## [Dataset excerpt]
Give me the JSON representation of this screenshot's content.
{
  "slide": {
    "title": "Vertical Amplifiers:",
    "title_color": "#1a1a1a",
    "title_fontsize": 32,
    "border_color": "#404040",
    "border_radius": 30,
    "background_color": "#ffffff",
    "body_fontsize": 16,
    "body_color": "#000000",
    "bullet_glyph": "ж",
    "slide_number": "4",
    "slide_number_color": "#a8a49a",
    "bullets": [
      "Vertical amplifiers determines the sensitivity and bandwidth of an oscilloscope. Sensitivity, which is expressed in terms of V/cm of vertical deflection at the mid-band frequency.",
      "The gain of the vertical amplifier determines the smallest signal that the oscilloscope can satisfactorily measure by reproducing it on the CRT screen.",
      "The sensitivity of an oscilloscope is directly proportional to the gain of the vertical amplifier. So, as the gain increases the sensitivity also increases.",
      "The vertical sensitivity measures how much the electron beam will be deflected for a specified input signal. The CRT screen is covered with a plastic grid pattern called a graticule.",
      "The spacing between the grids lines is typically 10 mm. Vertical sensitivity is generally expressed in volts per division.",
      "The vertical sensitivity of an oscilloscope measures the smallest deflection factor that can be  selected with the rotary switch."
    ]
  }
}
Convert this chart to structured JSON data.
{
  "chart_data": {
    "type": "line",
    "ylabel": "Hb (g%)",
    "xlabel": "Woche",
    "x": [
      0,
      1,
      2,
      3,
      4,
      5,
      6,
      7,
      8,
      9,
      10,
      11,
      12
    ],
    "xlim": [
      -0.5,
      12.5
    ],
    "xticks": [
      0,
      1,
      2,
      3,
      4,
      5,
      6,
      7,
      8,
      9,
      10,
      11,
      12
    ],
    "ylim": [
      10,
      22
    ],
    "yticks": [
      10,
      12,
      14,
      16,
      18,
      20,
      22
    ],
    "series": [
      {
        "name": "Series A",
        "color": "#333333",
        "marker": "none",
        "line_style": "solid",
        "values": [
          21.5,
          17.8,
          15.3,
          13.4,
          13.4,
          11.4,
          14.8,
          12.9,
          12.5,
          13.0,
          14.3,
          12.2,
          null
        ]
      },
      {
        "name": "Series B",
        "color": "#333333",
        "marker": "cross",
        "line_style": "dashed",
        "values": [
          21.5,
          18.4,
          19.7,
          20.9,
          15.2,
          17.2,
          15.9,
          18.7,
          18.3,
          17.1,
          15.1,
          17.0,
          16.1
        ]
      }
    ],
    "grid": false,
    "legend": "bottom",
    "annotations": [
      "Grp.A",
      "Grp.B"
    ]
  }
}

## [What is required]
Output only the lines from the one holding "Convert this chart to structured JSON data." through the last line above, exactly as they appear.

## [Solution to this problem]
Convert this chart to structured JSON data.
{
  "chart_data": {
    "type": "line",
    "ylabel": "Hb (g%)",
    "xlabel": "Woche",
    "x": [
      0,
      1,
      2,
      3,
      4,
      5,
      6,
      7,
      8,
      9,
      10,
      11,
      12
    ],
    "xlim": [
      -0.5,
      12.5
    ],
    "xticks": [
      0,
      1,
      2,
      3,
      4,
      5,
      6,
      7,
      8,
      9,
      10,
      11,
      12
    ],
    "ylim": [
      10,
      22
    ],
    "yticks": [
      10,
      12,
      14,
      16,
      18,
      20,
      22
    ],
    "series": [
      {
        "name": "Series A",
        "color": "#333333",
        "marker": "none",
        "line_style": "solid",
        "values": [
          21.5,
          17.8,
          15.3,
          13.4,
          13.4,
          11.4,
          14.8,
          12.9,
          12.5,
          13.0,
          14.3,
          12.2,
          null
        ]
      },
      {
        "name": "Series B",
        "color": "#333333",
        "marker": "cross",
        "line_style": "dashed",
        "values": [
          21.5,
          18.4,
          19.7,
          20.9,
          15.2,
          17.2,
          15.9,
          18.7,
          18.3,
          17.1,
          15.1,
          17.0,
          16.1
        ]
      }
    ],
    "grid": false,
    "legend": "bottom",
    "annotations": [
      "Grp.A",
      "Grp.B"
    ]
  }
}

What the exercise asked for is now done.